§ MATERIAL SHOWN:
____________

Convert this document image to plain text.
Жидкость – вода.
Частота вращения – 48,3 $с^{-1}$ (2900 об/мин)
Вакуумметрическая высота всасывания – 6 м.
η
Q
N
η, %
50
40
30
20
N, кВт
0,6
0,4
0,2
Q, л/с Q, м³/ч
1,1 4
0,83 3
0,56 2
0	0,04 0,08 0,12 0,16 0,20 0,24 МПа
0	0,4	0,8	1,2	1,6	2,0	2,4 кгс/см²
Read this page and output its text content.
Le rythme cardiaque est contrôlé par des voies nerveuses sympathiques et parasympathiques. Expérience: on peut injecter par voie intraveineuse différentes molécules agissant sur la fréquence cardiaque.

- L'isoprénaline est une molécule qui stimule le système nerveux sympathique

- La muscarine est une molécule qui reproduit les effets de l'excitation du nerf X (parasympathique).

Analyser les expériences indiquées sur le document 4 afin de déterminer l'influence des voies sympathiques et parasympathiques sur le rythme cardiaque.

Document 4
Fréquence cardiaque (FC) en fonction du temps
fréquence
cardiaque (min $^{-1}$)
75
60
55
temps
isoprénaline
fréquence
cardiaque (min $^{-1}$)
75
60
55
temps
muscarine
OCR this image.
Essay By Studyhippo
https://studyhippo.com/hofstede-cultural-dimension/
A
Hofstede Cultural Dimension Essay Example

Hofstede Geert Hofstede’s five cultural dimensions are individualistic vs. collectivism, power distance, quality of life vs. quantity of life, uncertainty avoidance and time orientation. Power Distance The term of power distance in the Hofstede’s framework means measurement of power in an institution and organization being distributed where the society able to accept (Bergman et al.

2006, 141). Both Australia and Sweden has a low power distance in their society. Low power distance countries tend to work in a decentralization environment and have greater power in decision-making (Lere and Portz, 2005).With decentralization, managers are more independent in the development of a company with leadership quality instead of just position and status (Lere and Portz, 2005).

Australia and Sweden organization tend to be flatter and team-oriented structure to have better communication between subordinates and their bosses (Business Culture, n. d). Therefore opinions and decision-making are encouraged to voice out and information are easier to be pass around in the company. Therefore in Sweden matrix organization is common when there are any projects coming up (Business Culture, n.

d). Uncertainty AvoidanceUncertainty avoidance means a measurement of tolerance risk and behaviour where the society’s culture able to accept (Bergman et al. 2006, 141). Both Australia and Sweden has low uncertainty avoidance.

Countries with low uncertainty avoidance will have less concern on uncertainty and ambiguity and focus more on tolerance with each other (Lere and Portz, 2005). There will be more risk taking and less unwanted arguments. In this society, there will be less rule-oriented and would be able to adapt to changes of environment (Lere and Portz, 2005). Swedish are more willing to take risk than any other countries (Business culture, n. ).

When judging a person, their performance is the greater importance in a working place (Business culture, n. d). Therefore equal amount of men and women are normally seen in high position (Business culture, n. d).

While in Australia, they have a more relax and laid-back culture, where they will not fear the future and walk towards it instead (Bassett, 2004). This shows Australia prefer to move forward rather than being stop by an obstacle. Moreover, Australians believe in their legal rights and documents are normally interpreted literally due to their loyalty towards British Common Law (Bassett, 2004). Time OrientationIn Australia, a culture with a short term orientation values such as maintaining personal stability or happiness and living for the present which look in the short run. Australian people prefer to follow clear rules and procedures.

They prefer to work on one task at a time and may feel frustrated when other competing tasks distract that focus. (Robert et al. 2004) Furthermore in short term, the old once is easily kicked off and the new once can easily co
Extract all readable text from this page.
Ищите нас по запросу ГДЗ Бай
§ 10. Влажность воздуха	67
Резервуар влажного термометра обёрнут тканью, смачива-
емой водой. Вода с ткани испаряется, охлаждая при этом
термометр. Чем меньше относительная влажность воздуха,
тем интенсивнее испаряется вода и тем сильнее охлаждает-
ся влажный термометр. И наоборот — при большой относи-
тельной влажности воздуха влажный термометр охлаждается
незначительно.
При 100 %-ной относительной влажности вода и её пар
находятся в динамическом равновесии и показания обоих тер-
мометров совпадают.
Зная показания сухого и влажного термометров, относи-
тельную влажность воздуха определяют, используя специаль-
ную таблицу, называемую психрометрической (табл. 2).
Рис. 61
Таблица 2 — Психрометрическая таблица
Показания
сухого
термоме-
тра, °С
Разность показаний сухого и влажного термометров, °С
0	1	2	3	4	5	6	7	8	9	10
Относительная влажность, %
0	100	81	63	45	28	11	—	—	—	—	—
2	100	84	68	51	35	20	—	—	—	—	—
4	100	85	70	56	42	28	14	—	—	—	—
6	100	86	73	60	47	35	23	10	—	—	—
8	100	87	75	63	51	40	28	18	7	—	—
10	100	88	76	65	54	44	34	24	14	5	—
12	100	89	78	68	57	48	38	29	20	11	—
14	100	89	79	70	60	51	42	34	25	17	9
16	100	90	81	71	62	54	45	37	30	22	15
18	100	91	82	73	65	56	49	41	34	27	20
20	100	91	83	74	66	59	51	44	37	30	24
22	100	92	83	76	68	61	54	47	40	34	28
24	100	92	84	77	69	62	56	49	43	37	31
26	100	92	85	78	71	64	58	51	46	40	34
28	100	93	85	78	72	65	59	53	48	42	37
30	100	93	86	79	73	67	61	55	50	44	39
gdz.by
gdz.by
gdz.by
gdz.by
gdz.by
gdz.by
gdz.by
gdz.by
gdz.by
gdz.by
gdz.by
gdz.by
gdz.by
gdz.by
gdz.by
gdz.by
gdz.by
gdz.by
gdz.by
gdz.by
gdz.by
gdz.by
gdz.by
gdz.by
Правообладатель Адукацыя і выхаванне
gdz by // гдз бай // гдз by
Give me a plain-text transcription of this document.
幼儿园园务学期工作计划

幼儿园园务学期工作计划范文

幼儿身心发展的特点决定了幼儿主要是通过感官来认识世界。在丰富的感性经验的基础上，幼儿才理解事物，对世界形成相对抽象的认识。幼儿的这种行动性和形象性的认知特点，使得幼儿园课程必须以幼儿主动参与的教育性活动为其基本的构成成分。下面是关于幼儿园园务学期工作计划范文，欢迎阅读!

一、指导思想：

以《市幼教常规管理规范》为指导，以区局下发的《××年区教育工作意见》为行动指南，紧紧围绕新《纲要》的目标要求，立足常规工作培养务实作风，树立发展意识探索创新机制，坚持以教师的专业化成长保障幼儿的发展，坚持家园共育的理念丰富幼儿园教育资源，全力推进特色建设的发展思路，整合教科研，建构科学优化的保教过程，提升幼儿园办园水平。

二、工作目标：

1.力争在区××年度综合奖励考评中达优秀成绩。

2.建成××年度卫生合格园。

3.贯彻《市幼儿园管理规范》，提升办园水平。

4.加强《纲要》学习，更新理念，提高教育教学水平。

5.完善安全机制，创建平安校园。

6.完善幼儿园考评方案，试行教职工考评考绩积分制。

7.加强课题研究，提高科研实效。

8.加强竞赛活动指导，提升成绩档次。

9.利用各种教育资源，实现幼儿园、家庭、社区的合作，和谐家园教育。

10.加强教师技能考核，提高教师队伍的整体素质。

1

____________

§ TASK REQUIREMENTS: Copy out every line that includes the word "sympathiques".

§ RIGHT ANSWER:
Le rythme cardiaque est contrôlé par des voies nerveuses sympathiques et parasympathiques. Expérience: on peut injecter par voie intraveineuse différentes molécules agissant sur la fréquence cardiaque.
Analyser les expériences indiquées sur le document 4 afin de déterminer l'influence des voies sympathiques et parasympathiques sur le rythme cardiaque.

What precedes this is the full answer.